— START OF Entries supplied —

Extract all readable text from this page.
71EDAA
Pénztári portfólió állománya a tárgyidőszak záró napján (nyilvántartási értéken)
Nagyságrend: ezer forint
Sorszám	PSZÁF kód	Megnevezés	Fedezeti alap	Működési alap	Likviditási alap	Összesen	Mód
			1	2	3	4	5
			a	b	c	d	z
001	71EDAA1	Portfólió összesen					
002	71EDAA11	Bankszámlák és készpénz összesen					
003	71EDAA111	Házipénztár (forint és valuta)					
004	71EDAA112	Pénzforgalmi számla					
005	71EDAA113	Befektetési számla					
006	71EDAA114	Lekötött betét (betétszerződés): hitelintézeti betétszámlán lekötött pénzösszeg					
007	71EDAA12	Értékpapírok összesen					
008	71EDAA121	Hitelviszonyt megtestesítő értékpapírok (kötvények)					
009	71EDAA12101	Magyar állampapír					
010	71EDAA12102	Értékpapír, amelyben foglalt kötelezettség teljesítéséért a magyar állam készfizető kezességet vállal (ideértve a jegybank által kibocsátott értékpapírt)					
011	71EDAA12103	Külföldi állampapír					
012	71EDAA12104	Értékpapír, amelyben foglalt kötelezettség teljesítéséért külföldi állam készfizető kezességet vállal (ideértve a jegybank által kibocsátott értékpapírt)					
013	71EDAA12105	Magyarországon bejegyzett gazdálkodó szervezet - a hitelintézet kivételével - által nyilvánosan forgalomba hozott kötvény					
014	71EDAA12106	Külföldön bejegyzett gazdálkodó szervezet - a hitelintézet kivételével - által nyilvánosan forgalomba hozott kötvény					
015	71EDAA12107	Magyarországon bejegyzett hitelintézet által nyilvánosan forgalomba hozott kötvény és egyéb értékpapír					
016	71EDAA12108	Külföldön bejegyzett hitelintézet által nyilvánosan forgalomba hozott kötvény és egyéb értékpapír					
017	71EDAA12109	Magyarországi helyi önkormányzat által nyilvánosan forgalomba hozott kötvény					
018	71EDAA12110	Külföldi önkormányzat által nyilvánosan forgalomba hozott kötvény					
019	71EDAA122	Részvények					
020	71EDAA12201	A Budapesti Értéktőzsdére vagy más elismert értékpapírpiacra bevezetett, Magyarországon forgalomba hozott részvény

— END OF Entries supplied —

## Work to complete
Copy out each line exactly.

## Task response
Extract all readable text from this page.
71EDAA
Pénztári portfólió állománya a tárgyidőszak záró napján (nyilvántartási értéken)
Nagyságrend: ezer forint
Sorszám	PSZÁF kód	Megnevezés	Fedezeti alap	Működési alap	Likviditási alap	Összesen	Mód
			1	2	3	4	5
			a	b	c	d	z
001	71EDAA1	Portfólió összesen					
002	71EDAA11	Bankszámlák és készpénz összesen					
003	71EDAA111	Házipénztár (forint és valuta)					
004	71EDAA112	Pénzforgalmi számla					
005	71EDAA113	Befektetési számla					
006	71EDAA114	Lekötött betét (betétszerződés): hitelintézeti betétszámlán lekötött pénzösszeg					
007	71EDAA12	Értékpapírok összesen					
008	71EDAA121	Hitelviszonyt megtestesítő értékpapírok (kötvények)					
009	71EDAA12101	Magyar állampapír					
010	71EDAA12102	Értékpapír, amelyben foglalt kötelezettség teljesítéséért a magyar állam készfizető kezességet vállal (ideértve a jegybank által kibocsátott értékpapírt)					
011	71EDAA12103	Külföldi állampapír					
012	71EDAA12104	Értékpapír, amelyben foglalt kötelezettség teljesítéséért külföldi állam készfizető kezességet vállal (ideértve a jegybank által kibocsátott értékpapírt)					
013	71EDAA12105	Magyarországon bejegyzett gazdálkodó szervezet - a hitelintézet kivételével - által nyilvánosan forgalomba hozott kötvény					
014	71EDAA12106	Külföldön bejegyzett gazdálkodó szervezet - a hitelintézet kivételével - által nyilvánosan forgalomba hozott kötvény					
015	71EDAA12107	Magyarországon bejegyzett hitelintézet által nyilvánosan forgalomba hozott kötvény és egyéb értékpapír					
016	71EDAA12108	Külföldön bejegyzett hitelintézet által nyilvánosan forgalomba hozott kötvény és egyéb értékpapír					
017	71EDAA12109	Magyarországi helyi önkormányzat által nyilvánosan forgalomba hozott kötvény					
018	71EDAA12110	Külföldi önkormányzat által nyilvánosan forgalomba hozott kötvény					
019	71EDAA122	Részvények					
020	71EDAA12201	A Budapesti Értéktőzsdére vagy más elismert értékpapírpiacra bevezetett, Magyarországon forgalomba hozott részvény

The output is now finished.